Direction: Would you copy out the whole listing exactly as given?

(A block of data)
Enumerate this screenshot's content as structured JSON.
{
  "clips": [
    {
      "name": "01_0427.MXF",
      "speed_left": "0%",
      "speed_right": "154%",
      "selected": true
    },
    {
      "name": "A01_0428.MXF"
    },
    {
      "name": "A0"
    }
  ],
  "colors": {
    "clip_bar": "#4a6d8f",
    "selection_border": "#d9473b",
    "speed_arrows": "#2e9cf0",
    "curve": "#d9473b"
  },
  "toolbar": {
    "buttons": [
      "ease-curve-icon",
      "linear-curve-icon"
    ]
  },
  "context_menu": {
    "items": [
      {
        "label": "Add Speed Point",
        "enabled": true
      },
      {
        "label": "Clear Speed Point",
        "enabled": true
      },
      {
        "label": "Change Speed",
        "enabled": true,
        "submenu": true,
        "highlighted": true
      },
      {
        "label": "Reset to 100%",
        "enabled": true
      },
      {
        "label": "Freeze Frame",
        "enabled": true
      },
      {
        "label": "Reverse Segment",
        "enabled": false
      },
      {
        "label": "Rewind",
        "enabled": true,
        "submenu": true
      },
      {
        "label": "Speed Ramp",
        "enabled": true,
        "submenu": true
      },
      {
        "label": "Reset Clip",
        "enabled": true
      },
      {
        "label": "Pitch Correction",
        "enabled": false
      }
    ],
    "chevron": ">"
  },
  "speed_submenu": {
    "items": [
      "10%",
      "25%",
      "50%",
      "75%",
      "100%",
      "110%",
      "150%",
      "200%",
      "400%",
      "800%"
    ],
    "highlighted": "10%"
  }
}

Problem solution:
Enumerate this screenshot's content as structured JSON.
{
  "clips": [
    {
      "name": "01_0427.MXF",
      "speed_left": "0%",
      "speed_right": "154%",
      "selected": true
    },
    {
      "name": "A01_0428.MXF"
    },
    {
      "name": "A0"
    }
  ],
  "colors": {
    "clip_bar": "#4a6d8f",
    "selection_border": "#d9473b",
    "speed_arrows": "#2e9cf0",
    "curve": "#d9473b"
  },
  "toolbar": {
    "buttons": [
      "ease-curve-icon",
      "linear-curve-icon"
    ]
  },
  "context_menu": {
    "items": [
      {
        "label": "Add Speed Point",
        "enabled": true
      },
      {
        "label": "Clear Speed Point",
        "enabled": true
      },
      {
        "label": "Change Speed",
        "enabled": true,
        "submenu": true,
        "highlighted": true
      },
      {
        "label": "Reset to 100%",
        "enabled": true
      },
      {
        "label": "Freeze Frame",
        "enabled": true
      },
      {
        "label": "Reverse Segment",
        "enabled": false
      },
      {
        "label": "Rewind",
        "enabled": true,
        "submenu": true
      },
      {
        "label": "Speed Ramp",
        "enabled": true,
        "submenu": true
      },
      {
        "label": "Reset Clip",
        "enabled": true
      },
      {
        "label": "Pitch Correction",
        "enabled": false
      }
    ],
    "chevron": ">"
  },
  "speed_submenu": {
    "items": [
      "10%",
      "25%",
      "50%",
      "75%",
      "100%",
      "110%",
      "150%",
      "200%",
      "400%",
      "800%"
    ],
    "highlighted": "10%"
  }
}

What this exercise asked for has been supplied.